Task statement: Output every line below exactly.

Structured figure records:
────────────────
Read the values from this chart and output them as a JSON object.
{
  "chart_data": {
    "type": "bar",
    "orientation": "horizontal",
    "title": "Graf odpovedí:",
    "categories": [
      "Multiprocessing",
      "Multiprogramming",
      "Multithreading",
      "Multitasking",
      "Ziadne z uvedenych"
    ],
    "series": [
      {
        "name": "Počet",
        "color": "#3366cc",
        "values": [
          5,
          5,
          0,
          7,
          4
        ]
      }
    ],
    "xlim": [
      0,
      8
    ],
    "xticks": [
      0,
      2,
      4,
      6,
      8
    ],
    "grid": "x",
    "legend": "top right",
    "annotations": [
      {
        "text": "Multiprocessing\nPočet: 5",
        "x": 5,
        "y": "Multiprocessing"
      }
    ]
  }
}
────────────────
Correct output:
Read the values from this chart and output them as a JSON object.
{
  "chart_data": {
    "type": "bar",
    "orientation": "horizontal",
    "title": "Graf odpovedí:",
    "categories": [
      "Multiprocessing",
      "Multiprogramming",
      "Multithreading",
      "Multitasking",
      "Ziadne z uvedenych"
    ],
    "series": [
      {
        "name": "Počet",
        "color": "#3366cc",
        "values": [
          5,
          5,
          0,
          7,
          4
        ]
      }
    ],
    "xlim": [
      0,
      8
    ],
    "xticks": [
      0,
      2,
      4,
      6,
      8
    ],
    "grid": "x",
    "legend": "top right",
    "annotations": [
      {
        "text": "Multiprocessing\nPočet: 5",
        "x": 5,
        "y": "Multiprocessing"
      }
    ]
  }
}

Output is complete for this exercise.